__Work to do__: Find the string "values" in the entries and copy each line that has it.

Dataset entries
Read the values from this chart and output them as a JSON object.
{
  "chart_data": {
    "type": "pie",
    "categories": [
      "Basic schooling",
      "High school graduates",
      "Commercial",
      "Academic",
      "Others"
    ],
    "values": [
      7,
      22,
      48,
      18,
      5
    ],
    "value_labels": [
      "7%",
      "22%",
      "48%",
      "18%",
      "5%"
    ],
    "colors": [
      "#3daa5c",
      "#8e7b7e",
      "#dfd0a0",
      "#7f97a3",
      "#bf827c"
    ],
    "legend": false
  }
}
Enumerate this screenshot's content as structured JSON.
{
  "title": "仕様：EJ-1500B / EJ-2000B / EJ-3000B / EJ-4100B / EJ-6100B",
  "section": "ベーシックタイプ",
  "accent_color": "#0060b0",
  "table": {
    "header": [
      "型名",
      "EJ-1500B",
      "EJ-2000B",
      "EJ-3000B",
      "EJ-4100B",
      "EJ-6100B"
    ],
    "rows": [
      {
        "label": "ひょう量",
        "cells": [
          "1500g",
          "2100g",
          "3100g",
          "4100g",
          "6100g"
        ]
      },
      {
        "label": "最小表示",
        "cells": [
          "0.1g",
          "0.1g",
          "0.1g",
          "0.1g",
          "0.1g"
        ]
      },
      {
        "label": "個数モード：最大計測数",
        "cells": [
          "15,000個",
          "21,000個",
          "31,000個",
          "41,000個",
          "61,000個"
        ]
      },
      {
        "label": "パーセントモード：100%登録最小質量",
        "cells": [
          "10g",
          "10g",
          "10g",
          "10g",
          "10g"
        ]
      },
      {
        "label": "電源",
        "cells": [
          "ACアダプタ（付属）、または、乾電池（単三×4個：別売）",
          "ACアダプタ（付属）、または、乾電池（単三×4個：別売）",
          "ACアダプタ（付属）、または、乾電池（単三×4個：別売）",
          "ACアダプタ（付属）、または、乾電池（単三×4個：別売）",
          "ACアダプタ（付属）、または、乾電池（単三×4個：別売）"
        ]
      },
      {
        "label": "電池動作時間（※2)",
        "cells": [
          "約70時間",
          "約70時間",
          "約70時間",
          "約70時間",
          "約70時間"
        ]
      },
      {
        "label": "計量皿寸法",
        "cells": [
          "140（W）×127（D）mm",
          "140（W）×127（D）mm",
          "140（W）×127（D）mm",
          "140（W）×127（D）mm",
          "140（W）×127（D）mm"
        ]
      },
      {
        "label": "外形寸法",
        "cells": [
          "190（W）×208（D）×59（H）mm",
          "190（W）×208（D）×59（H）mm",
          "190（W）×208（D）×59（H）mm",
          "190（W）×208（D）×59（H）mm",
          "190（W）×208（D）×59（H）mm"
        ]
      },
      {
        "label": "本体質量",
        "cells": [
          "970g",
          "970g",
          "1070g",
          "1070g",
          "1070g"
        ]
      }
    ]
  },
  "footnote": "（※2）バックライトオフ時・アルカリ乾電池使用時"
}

__The reply__:
Read the values from this chart and output them as a JSON object.
    "values": [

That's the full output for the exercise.